> _WHAT IS BEING ASKED_: Reproduce all of the records exactly.

> _RECORD EXTRACTS_:

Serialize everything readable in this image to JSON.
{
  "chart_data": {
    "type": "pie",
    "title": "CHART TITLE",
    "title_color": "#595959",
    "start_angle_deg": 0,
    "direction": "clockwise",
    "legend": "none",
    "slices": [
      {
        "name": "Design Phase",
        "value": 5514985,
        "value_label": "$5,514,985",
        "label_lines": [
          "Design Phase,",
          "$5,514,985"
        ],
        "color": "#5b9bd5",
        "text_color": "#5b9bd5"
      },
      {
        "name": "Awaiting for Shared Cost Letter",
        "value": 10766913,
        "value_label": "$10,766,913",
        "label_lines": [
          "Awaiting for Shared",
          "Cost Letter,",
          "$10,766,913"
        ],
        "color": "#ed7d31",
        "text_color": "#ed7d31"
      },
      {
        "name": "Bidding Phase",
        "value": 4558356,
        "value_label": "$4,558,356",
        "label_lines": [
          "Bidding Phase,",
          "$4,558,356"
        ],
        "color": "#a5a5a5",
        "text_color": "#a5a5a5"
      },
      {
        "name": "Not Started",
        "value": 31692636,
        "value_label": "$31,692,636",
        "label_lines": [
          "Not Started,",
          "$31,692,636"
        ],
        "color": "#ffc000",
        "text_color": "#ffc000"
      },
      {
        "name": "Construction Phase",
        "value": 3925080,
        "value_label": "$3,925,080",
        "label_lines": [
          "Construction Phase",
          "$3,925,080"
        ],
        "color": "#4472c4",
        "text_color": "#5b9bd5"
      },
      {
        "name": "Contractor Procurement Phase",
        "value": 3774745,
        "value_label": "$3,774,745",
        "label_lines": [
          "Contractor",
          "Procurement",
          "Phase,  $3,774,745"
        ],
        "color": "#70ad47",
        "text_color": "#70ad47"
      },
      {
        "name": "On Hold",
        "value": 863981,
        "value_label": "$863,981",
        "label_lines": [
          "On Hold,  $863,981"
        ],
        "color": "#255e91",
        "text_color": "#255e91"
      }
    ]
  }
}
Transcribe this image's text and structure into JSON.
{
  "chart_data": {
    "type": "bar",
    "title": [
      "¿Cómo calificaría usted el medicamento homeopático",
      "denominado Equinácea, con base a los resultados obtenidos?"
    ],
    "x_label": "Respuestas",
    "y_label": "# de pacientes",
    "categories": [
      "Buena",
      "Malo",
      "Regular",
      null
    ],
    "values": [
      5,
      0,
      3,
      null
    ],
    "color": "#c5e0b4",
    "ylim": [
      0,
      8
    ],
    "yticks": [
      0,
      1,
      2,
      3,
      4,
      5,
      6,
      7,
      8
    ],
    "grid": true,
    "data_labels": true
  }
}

> _RESPONSE TO THIS EXERCISE_:
Serialize everything readable in this image to JSON.
{
  "chart_data": {
    "type": "pie",
    "title": "CHART TITLE",
    "title_color": "#595959",
    "start_angle_deg": 0,
    "direction": "clockwise",
    "legend": "none",
    "slices": [
      {
        "name": "Design Phase",
        "value": 5514985,
        "value_label": "$5,514,985",
        "label_lines": [
          "Design Phase,",
          "$5,514,985"
        ],
        "color": "#5b9bd5",
        "text_color": "#5b9bd5"
      },
      {
        "name": "Awaiting for Shared Cost Letter",
        "value": 10766913,
        "value_label": "$10,766,913",
        "label_lines": [
          "Awaiting for Shared",
          "Cost Letter,",
          "$10,766,913"
        ],
        "color": "#ed7d31",
        "text_color": "#ed7d31"
      },
      {
        "name": "Bidding Phase",
        "value": 4558356,
        "value_label": "$4,558,356",
        "label_lines": [
          "Bidding Phase,",
          "$4,558,356"
        ],
        "color": "#a5a5a5",
        "text_color": "#a5a5a5"
      },
      {
        "name": "Not Started",
        "value": 31692636,
        "value_label": "$31,692,636",
        "label_lines": [
          "Not Started,",
          "$31,692,636"
        ],
        "color": "#ffc000",
        "text_color": "#ffc000"
      },
      {
        "name": "Construction Phase",
        "value": 3925080,
        "value_label": "$3,925,080",
        "label_lines": [
          "Construction Phase",
          "$3,925,080"
        ],
        "color": "#4472c4",
        "text_color": "#5b9bd5"
      },
      {
        "name": "Contractor Procurement Phase",
        "value": 3774745,
        "value_label": "$3,774,745",
        "label_lines": [
          "Contractor",
          "Procurement",
          "Phase,  $3,774,745"
        ],
        "color": "#70ad47",
        "text_color": "#70ad47"
      },
      {
        "name": "On Hold",
        "value": 863981,
        "value_label": "$863,981",
        "label_lines": [
          "On Hold,  $863,981"
        ],
        "color": "#255e91",
        "text_color": "#255e91"
      }
    ]
  }
}
Transcribe this image's text and structure into JSON.
{
  "chart_data": {
    "type": "bar",
    "title": [
      "¿Cómo calificaría usted el medicamento homeopático",
      "denominado Equinácea, con base a los resultados obtenidos?"
    ],
    "x_label": "Respuestas",
    "y_label": "# de pacientes",
    "categories": [
      "Buena",
      "Malo",
      "Regular",
      null
    ],
    "values": [
      5,
      0,
      3,
      null
    ],
    "color": "#c5e0b4",
    "ylim": [
      0,
      8
    ],
    "yticks": [
      0,
      1,
      2,
      3,
      4,
      5,
      6,
      7,
      8
    ],
    "grid": true,
    "data_labels": true
  }
}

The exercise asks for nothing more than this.